Your goal – Change every "chevron-right-icon" in these lines to "arrow-right-icon" and repeat the lines with nothing else altered.

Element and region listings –
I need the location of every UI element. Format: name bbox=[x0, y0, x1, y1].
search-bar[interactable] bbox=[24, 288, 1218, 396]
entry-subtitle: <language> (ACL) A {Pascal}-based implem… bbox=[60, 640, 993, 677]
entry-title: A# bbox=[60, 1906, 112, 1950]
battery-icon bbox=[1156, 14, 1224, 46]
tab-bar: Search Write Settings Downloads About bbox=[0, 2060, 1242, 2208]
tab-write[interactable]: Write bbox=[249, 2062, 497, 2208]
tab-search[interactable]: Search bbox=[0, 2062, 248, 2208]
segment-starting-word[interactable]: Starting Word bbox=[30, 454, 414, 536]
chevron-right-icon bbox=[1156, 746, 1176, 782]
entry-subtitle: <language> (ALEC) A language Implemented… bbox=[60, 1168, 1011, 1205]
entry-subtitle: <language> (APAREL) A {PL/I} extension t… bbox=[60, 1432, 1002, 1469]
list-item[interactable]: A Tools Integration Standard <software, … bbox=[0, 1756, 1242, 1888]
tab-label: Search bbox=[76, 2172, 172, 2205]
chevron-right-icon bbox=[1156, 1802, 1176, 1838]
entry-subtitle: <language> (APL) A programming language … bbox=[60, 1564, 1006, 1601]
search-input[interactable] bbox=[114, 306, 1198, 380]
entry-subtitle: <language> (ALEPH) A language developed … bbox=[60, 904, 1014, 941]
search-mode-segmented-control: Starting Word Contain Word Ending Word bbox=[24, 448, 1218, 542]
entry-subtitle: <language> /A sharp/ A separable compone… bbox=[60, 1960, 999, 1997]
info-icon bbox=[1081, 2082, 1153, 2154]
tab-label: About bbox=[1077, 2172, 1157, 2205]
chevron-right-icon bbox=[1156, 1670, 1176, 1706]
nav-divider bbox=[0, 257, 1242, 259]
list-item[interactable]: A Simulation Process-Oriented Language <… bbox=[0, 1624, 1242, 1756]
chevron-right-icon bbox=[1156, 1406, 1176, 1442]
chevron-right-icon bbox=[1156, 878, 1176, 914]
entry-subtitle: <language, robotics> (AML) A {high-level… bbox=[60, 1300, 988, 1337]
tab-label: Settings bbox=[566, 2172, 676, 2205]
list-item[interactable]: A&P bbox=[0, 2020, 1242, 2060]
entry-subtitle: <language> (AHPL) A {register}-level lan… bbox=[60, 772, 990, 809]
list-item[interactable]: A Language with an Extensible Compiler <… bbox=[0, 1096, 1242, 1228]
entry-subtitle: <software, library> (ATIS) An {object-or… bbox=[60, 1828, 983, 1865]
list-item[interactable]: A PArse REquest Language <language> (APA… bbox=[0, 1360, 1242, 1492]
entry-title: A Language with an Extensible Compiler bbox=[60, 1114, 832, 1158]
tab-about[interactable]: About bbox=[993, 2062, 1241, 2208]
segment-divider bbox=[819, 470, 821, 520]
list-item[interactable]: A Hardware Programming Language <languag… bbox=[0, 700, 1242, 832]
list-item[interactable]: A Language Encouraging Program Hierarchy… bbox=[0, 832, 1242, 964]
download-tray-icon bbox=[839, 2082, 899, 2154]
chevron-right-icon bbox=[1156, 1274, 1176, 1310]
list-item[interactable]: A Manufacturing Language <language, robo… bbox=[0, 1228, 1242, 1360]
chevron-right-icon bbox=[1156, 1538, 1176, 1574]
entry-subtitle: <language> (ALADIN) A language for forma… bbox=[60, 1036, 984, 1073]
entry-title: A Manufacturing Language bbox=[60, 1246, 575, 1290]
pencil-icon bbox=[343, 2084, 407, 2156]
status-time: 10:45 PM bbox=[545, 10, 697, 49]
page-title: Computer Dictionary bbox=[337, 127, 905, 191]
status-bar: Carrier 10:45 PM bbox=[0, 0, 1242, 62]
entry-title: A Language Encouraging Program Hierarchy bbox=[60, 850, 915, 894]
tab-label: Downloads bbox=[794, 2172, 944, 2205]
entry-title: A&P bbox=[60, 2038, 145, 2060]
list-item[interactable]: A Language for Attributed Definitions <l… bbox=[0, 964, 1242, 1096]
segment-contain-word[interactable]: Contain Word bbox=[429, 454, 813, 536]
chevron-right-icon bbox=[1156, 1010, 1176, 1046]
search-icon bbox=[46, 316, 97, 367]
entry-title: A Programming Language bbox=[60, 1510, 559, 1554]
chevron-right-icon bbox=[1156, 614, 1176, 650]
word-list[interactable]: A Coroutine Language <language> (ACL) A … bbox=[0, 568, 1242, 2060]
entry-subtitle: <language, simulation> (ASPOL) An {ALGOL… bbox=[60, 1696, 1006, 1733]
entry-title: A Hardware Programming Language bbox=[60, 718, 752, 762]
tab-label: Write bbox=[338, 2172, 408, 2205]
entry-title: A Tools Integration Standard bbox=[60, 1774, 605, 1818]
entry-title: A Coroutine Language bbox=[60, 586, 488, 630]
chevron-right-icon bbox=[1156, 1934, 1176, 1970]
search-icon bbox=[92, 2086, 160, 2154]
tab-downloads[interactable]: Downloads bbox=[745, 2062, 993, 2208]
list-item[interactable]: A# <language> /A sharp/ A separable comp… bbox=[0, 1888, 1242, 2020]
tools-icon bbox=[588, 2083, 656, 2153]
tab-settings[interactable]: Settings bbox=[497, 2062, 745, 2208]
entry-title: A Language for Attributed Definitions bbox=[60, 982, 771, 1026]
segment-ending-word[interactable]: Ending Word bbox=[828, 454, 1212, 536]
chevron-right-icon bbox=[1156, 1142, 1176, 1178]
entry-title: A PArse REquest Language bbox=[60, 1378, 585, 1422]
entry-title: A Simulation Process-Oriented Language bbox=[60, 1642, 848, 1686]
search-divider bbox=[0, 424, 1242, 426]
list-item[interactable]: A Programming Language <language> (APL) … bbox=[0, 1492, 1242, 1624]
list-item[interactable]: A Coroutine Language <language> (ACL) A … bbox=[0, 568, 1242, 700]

Result –
I need the location of every UI element. Format: name bbox=[x0, y0, x1, y1].
search-bar[interactable] bbox=[24, 288, 1218, 396]
entry-subtitle: <language> (ACL) A {Pascal}-based implem… bbox=[60, 640, 993, 677]
entry-title: A# bbox=[60, 1906, 112, 1950]
battery-icon bbox=[1156, 14, 1224, 46]
tab-bar: Search Write Settings Downloads About bbox=[0, 2060, 1242, 2208]
tab-write[interactable]: Write bbox=[249, 2062, 497, 2208]
tab-search[interactable]: Search bbox=[0, 2062, 248, 2208]
segment-starting-word[interactable]: Starting Word bbox=[30, 454, 414, 536]
arrow-right-icon bbox=[1156, 746, 1176, 782]
entry-subtitle: <language> (ALEC) A language Implemented… bbox=[60, 1168, 1011, 1205]
entry-subtitle: <language> (APAREL) A {PL/I} extension t… bbox=[60, 1432, 1002, 1469]
list-item[interactable]: A Tools Integration Standard <software, … bbox=[0, 1756, 1242, 1888]
tab-label: Search bbox=[76, 2172, 172, 2205]
arrow-right-icon bbox=[1156, 1802, 1176, 1838]
entry-subtitle: <language> (APL) A programming language … bbox=[60, 1564, 1006, 1601]
search-input[interactable] bbox=[114, 306, 1198, 380]
entry-subtitle: <language> (ALEPH) A language developed … bbox=[60, 904, 1014, 941]
search-mode-segmented-control: Starting Word Contain Word Ending Word bbox=[24, 448, 1218, 542]
entry-subtitle: <language> /A sharp/ A separable compone… bbox=[60, 1960, 999, 1997]
info-icon bbox=[1081, 2082, 1153, 2154]
tab-label: About bbox=[1077, 2172, 1157, 2205]
arrow-right-icon bbox=[1156, 1670, 1176, 1706]
nav-divider bbox=[0, 257, 1242, 259]
list-item[interactable]: A Simulation Process-Oriented Language <… bbox=[0, 1624, 1242, 1756]
arrow-right-icon bbox=[1156, 1406, 1176, 1442]
arrow-right-icon bbox=[1156, 878, 1176, 914]
entry-subtitle: <language, robotics> (AML) A {high-level… bbox=[60, 1300, 988, 1337]
tab-label: Settings bbox=[566, 2172, 676, 2205]
list-item[interactable]: A&P bbox=[0, 2020, 1242, 2060]
entry-subtitle: <language> (AHPL) A {register}-level lan… bbox=[60, 772, 990, 809]
list-item[interactable]: A Language with an Extensible Compiler <… bbox=[0, 1096, 1242, 1228]
entry-subtitle: <software, library> (ATIS) An {object-or… bbox=[60, 1828, 983, 1865]
list-item[interactable]: A PArse REquest Language <language> (APA… bbox=[0, 1360, 1242, 1492]
entry-title: A Language with an Extensible Compiler bbox=[60, 1114, 832, 1158]
tab-about[interactable]: About bbox=[993, 2062, 1241, 2208]
segment-divider bbox=[819, 470, 821, 520]
list-item[interactable]: A Hardware Programming Language <languag… bbox=[0, 700, 1242, 832]
list-item[interactable]: A Language Encouraging Program Hierarchy… bbox=[0, 832, 1242, 964]
download-tray-icon bbox=[839, 2082, 899, 2154]
arrow-right-icon bbox=[1156, 1274, 1176, 1310]
list-item[interactable]: A Manufacturing Language <language, robo… bbox=[0, 1228, 1242, 1360]
arrow-right-icon bbox=[1156, 1538, 1176, 1574]
entry-subtitle: <language> (ALADIN) A language for forma… bbox=[60, 1036, 984, 1073]
entry-title: A Manufacturing Language bbox=[60, 1246, 575, 1290]
pencil-icon bbox=[343, 2084, 407, 2156]
status-time: 10:45 PM bbox=[545, 10, 697, 49]
page-title: Computer Dictionary bbox=[337, 127, 905, 191]
status-bar: Carrier 10:45 PM bbox=[0, 0, 1242, 62]
entry-title: A Language Encouraging Program Hierarchy bbox=[60, 850, 915, 894]
tab-label: Downloads bbox=[794, 2172, 944, 2205]
entry-title: A&P bbox=[60, 2038, 145, 2060]
list-item[interactable]: A Language for Attributed Definitions <l… bbox=[0, 964, 1242, 1096]
segment-contain-word[interactable]: Contain Word bbox=[429, 454, 813, 536]
arrow-right-icon bbox=[1156, 1010, 1176, 1046]
search-icon bbox=[46, 316, 97, 367]
entry-title: A Programming Language bbox=[60, 1510, 559, 1554]
arrow-right-icon bbox=[1156, 614, 1176, 650]
word-list[interactable]: A Coroutine Language <language> (ACL) A … bbox=[0, 568, 1242, 2060]
entry-subtitle: <language, simulation> (ASPOL) An {ALGOL… bbox=[60, 1696, 1006, 1733]
entry-title: A Hardware Programming Language bbox=[60, 718, 752, 762]
tab-label: Write bbox=[338, 2172, 408, 2205]
entry-title: A Tools Integration Standard bbox=[60, 1774, 605, 1818]
entry-title: A Coroutine Language bbox=[60, 586, 488, 630]
arrow-right-icon bbox=[1156, 1934, 1176, 1970]
search-icon bbox=[92, 2086, 160, 2154]
tab-downloads[interactable]: Downloads bbox=[745, 2062, 993, 2208]
list-item[interactable]: A# <language> /A sharp/ A separable comp… bbox=[0, 1888, 1242, 2020]
tools-icon bbox=[588, 2083, 656, 2153]
tab-settings[interactable]: Settings bbox=[497, 2062, 745, 2208]
entry-title: A Language for Attributed Definitions bbox=[60, 982, 771, 1026]
segment-ending-word[interactable]: Ending Word bbox=[828, 454, 1212, 536]
arrow-right-icon bbox=[1156, 1142, 1176, 1178]
entry-title: A PArse REquest Language bbox=[60, 1378, 585, 1422]
entry-title: A Simulation Process-Oriented Language bbox=[60, 1642, 848, 1686]
search-divider bbox=[0, 424, 1242, 426]
list-item[interactable]: A Programming Language <language> (APL) … bbox=[0, 1492, 1242, 1624]
list-item[interactable]: A Coroutine Language <language> (ACL) A … bbox=[0, 568, 1242, 700]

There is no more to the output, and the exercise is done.